--- DATA SUPPLIED ---
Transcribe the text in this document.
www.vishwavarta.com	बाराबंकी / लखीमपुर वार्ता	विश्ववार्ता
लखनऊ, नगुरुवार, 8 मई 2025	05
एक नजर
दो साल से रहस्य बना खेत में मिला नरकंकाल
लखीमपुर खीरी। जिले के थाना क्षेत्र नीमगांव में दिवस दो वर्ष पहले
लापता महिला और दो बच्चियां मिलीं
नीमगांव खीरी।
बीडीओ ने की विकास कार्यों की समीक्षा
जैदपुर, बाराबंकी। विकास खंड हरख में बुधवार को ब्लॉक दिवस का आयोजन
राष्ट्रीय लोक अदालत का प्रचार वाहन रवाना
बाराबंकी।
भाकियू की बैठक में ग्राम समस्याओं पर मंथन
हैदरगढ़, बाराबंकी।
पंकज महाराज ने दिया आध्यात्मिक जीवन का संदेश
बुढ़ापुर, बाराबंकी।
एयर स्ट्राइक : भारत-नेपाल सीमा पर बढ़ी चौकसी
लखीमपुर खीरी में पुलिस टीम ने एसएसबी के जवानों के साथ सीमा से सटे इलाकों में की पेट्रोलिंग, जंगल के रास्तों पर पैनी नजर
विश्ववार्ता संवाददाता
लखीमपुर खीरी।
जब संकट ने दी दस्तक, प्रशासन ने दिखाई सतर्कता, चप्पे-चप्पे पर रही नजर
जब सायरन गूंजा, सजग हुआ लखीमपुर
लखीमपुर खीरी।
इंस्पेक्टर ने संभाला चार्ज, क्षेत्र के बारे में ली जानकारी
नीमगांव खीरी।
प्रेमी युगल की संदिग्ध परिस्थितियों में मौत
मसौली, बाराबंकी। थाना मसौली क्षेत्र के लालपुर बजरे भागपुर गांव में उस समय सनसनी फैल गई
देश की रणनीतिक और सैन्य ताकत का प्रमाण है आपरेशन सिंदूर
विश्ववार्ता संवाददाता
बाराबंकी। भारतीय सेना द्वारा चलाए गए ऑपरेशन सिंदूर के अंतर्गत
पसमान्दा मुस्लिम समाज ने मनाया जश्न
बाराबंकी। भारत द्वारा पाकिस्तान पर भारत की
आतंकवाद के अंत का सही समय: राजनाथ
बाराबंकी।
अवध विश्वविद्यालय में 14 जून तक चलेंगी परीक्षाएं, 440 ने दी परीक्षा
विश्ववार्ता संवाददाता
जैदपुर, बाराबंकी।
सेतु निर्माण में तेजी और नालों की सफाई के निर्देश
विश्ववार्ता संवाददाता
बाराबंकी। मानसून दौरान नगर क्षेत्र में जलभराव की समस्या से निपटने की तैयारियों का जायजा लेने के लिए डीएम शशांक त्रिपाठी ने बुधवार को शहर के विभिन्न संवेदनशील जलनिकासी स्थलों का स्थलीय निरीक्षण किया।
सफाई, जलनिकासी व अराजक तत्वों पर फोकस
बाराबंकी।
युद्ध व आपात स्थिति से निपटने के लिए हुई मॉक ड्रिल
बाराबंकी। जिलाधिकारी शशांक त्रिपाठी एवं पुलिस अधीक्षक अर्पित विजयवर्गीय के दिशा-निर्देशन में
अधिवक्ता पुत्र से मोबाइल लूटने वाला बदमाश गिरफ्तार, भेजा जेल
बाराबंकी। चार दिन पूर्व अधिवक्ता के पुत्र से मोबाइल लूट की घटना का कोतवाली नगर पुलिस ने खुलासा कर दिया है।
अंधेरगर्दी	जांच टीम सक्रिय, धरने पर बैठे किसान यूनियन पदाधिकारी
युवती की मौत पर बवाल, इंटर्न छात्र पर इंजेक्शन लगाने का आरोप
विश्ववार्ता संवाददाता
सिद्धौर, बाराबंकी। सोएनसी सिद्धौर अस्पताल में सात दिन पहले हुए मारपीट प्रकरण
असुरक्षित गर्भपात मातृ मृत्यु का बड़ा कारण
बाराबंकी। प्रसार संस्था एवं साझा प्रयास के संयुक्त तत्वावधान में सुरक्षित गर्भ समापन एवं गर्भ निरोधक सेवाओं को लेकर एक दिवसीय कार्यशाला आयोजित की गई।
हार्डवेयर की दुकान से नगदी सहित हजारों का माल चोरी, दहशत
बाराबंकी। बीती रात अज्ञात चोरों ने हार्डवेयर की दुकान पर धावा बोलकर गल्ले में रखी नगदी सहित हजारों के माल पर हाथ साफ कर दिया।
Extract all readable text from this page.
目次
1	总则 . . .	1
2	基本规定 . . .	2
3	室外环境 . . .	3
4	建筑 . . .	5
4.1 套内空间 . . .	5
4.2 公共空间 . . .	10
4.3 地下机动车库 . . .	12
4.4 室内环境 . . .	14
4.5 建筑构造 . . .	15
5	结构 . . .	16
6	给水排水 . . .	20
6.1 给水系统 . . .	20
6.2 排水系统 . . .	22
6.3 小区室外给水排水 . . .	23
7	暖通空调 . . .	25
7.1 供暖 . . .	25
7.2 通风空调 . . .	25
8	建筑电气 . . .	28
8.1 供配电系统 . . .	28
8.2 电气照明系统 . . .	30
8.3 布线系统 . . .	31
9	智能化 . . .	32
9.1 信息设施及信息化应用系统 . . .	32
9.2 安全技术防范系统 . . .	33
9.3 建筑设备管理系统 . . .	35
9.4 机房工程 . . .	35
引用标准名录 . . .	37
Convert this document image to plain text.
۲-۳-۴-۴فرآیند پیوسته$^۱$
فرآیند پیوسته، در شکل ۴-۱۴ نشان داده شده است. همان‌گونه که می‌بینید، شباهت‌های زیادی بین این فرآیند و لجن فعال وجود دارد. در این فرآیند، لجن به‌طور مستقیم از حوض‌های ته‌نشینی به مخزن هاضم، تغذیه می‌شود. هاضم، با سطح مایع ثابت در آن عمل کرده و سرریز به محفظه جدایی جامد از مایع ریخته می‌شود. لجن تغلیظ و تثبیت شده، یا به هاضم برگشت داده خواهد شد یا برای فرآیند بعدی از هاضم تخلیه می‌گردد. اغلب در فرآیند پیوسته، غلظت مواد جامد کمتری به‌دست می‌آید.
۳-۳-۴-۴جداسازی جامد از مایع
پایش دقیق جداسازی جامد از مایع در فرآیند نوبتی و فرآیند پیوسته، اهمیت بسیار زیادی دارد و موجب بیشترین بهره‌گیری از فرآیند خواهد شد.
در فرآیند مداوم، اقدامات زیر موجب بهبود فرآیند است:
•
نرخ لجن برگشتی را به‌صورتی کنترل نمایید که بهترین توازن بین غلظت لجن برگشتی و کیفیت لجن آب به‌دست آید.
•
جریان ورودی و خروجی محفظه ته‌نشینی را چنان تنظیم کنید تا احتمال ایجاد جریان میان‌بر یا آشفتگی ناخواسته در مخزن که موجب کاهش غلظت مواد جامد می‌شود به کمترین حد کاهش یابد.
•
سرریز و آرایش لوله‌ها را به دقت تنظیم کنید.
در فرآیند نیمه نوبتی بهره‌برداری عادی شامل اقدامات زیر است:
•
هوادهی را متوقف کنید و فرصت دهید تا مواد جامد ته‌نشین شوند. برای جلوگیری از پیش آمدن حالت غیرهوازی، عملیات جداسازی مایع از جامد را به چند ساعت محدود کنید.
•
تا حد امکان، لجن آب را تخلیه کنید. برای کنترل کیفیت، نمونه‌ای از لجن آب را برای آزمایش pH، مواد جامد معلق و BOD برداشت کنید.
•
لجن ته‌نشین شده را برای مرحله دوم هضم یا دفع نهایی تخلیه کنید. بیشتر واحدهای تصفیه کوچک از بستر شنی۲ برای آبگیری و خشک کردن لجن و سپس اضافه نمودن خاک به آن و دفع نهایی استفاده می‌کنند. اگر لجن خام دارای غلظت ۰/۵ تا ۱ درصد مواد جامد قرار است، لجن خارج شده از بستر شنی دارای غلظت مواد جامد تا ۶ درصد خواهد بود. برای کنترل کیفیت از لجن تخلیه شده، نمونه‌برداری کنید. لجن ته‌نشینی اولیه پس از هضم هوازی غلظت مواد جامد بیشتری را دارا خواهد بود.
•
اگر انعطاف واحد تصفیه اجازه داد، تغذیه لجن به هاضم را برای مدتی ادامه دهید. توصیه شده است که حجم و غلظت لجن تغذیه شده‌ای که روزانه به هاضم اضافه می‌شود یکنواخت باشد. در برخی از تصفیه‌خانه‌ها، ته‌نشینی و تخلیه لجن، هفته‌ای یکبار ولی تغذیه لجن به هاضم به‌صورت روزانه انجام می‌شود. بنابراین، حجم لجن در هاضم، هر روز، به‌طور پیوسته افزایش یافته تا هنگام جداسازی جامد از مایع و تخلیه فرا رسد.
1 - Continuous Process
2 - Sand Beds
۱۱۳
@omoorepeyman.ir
---
**PROMPT**
Copy out every line holding the string "کیفیت".

**EXERCISE ANSWER**
نرخ لجن برگشتی را به‌صورتی کنترل نمایید که بهترین توازن بین غلظت لجن برگشتی و کیفیت لجن آب به‌دست آید.
تا حد امکان، لجن آب را تخلیه کنید. برای کنترل کیفیت، نمونه‌ای از لجن آب را برای آزمایش pH، مواد جامد معلق و BOD برداشت کنید.
لجن ته‌نشین شده را برای مرحله دوم هضم یا دفع نهایی تخلیه کنید. بیشتر واحدهای تصفیه کوچک از بستر شنی۲ برای آبگیری و خشک کردن لجن و سپس اضافه نمودن خاک به آن و دفع نهایی استفاده می‌کنند. اگر لجن خام دارای غلظت ۰/۵ تا ۱ درصد مواد جامد قرار است، لجن خارج شده از بستر شنی دارای غلظت مواد جامد تا ۶ درصد خواهد بود. برای کنترل کیفیت از لجن تخلیه شده، نمونه‌برداری کنید. لجن ته‌نشینی اولیه پس از هضم هوازی غلظت مواد جامد بیشتری را دارا خواهد بود.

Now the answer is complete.